- Problem statement -
Copy every line of the data exactly, leaving nothing out.

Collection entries
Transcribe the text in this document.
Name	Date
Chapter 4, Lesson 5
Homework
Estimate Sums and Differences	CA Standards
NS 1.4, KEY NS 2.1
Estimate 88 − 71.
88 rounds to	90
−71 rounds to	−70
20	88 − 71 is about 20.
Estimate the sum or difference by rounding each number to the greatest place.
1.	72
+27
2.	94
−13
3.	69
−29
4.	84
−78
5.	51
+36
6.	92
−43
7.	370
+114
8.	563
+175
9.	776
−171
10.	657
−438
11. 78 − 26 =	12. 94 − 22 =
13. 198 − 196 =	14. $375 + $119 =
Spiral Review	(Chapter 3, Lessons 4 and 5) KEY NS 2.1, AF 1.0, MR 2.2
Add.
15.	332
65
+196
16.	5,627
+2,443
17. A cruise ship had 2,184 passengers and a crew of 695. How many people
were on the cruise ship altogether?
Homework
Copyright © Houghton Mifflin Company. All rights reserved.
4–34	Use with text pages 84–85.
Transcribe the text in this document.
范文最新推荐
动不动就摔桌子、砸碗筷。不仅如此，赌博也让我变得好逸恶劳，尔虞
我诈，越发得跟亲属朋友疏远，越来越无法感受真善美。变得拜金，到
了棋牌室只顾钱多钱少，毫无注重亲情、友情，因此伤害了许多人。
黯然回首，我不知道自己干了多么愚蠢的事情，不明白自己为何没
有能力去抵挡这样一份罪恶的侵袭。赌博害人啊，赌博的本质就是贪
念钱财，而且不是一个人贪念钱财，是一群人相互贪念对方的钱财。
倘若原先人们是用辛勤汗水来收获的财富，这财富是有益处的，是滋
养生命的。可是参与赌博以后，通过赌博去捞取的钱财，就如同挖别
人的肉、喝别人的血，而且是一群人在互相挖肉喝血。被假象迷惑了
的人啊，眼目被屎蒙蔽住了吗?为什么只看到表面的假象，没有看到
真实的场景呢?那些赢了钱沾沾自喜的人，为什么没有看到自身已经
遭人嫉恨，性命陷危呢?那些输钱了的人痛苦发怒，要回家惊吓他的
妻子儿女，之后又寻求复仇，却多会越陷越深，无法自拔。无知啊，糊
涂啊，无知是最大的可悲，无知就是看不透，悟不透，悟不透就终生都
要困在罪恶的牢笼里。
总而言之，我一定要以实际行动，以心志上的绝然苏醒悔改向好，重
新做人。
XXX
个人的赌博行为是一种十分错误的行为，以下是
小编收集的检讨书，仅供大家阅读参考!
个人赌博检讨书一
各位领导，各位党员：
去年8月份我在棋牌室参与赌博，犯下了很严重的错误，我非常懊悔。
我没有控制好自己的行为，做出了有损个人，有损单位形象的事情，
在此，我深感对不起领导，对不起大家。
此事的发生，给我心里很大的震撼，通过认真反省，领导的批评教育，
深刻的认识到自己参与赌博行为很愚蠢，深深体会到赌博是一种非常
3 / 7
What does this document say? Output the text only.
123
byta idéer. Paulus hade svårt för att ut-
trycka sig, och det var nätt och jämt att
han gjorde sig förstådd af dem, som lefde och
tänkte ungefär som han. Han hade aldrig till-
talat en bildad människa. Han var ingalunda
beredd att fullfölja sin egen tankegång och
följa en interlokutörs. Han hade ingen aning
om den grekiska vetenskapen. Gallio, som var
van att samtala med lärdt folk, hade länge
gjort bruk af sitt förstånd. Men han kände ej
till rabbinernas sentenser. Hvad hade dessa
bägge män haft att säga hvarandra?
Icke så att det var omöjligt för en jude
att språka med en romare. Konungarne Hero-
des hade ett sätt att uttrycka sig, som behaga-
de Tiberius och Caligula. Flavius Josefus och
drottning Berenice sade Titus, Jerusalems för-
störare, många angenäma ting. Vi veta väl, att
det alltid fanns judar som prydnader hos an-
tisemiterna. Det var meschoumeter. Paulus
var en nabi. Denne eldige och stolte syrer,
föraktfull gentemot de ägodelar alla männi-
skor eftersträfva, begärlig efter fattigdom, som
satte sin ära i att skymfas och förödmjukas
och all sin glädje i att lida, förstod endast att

- Solved problem -
Transcribe the text in this document.
Name	Date
Chapter 4, Lesson 5
Homework
Estimate Sums and Differences	CA Standards
NS 1.4, KEY NS 2.1
Estimate 88 − 71.
88 rounds to	90
−71 rounds to	−70
20	88 − 71 is about 20.
Estimate the sum or difference by rounding each number to the greatest place.
1.	72
+27
2.	94
−13
3.	69
−29
4.	84
−78
5.	51
+36
6.	92
−43
7.	370
+114
8.	563
+175
9.	776
−171
10.	657
−438
11. 78 − 26 =	12. 94 − 22 =
13. 198 − 196 =	14. $375 + $119 =
Spiral Review	(Chapter 3, Lessons 4 and 5) KEY NS 2.1, AF 1.0, MR 2.2
Add.
15.	332
65
+196
16.	5,627
+2,443
17. A cruise ship had 2,184 passengers and a crew of 695. How many people
were on the cruise ship altogether?
Homework
Copyright © Houghton Mifflin Company. All rights reserved.
4–34	Use with text pages 84–85.
Transcribe the text in this document.
范文最新推荐
动不动就摔桌子、砸碗筷。不仅如此，赌博也让我变得好逸恶劳，尔虞
我诈，越发得跟亲属朋友疏远，越来越无法感受真善美。变得拜金，到
了棋牌室只顾钱多钱少，毫无注重亲情、友情，因此伤害了许多人。
黯然回首，我不知道自己干了多么愚蠢的事情，不明白自己为何没
有能力去抵挡这样一份罪恶的侵袭。赌博害人啊，赌博的本质就是贪
念钱财，而且不是一个人贪念钱财，是一群人相互贪念对方的钱财。
倘若原先人们是用辛勤汗水来收获的财富，这财富是有益处的，是滋
养生命的。可是参与赌博以后，通过赌博去捞取的钱财，就如同挖别
人的肉、喝别人的血，而且是一群人在互相挖肉喝血。被假象迷惑了
的人啊，眼目被屎蒙蔽住了吗?为什么只看到表面的假象，没有看到
真实的场景呢?那些赢了钱沾沾自喜的人，为什么没有看到自身已经
遭人嫉恨，性命陷危呢?那些输钱了的人痛苦发怒，要回家惊吓他的
妻子儿女，之后又寻求复仇，却多会越陷越深，无法自拔。无知啊，糊
涂啊，无知是最大的可悲，无知就是看不透，悟不透，悟不透就终生都
要困在罪恶的牢笼里。
总而言之，我一定要以实际行动，以心志上的绝然苏醒悔改向好，重
新做人。
XXX
个人的赌博行为是一种十分错误的行为，以下是
小编收集的检讨书，仅供大家阅读参考!
个人赌博检讨书一
各位领导，各位党员：
去年8月份我在棋牌室参与赌博，犯下了很严重的错误，我非常懊悔。
我没有控制好自己的行为，做出了有损个人，有损单位形象的事情，
在此，我深感对不起领导，对不起大家。
此事的发生，给我心里很大的震撼，通过认真反省，领导的批评教育，
深刻的认识到自己参与赌博行为很愚蠢，深深体会到赌博是一种非常
3 / 7
What does this document say? Output the text only.
123
byta idéer. Paulus hade svårt för att ut-
trycka sig, och det var nätt och jämt att
han gjorde sig förstådd af dem, som lefde och
tänkte ungefär som han. Han hade aldrig till-
talat en bildad människa. Han var ingalunda
beredd att fullfölja sin egen tankegång och
följa en interlokutörs. Han hade ingen aning
om den grekiska vetenskapen. Gallio, som var
van att samtala med lärdt folk, hade länge
gjort bruk af sitt förstånd. Men han kände ej
till rabbinernas sentenser. Hvad hade dessa
bägge män haft att säga hvarandra?
Icke så att det var omöjligt för en jude
att språka med en romare. Konungarne Hero-
des hade ett sätt att uttrycka sig, som behaga-
de Tiberius och Caligula. Flavius Josefus och
drottning Berenice sade Titus, Jerusalems för-
störare, många angenäma ting. Vi veta väl, att
det alltid fanns judar som prydnader hos an-
tisemiterna. Det var meschoumeter. Paulus
var en nabi. Denne eldige och stolte syrer,
föraktfull gentemot de ägodelar alla männi-
skor eftersträfva, begärlig efter fattigdom, som
satte sin ära i att skymfas och förödmjukas
och all sin glädje i att lida, förstod endast att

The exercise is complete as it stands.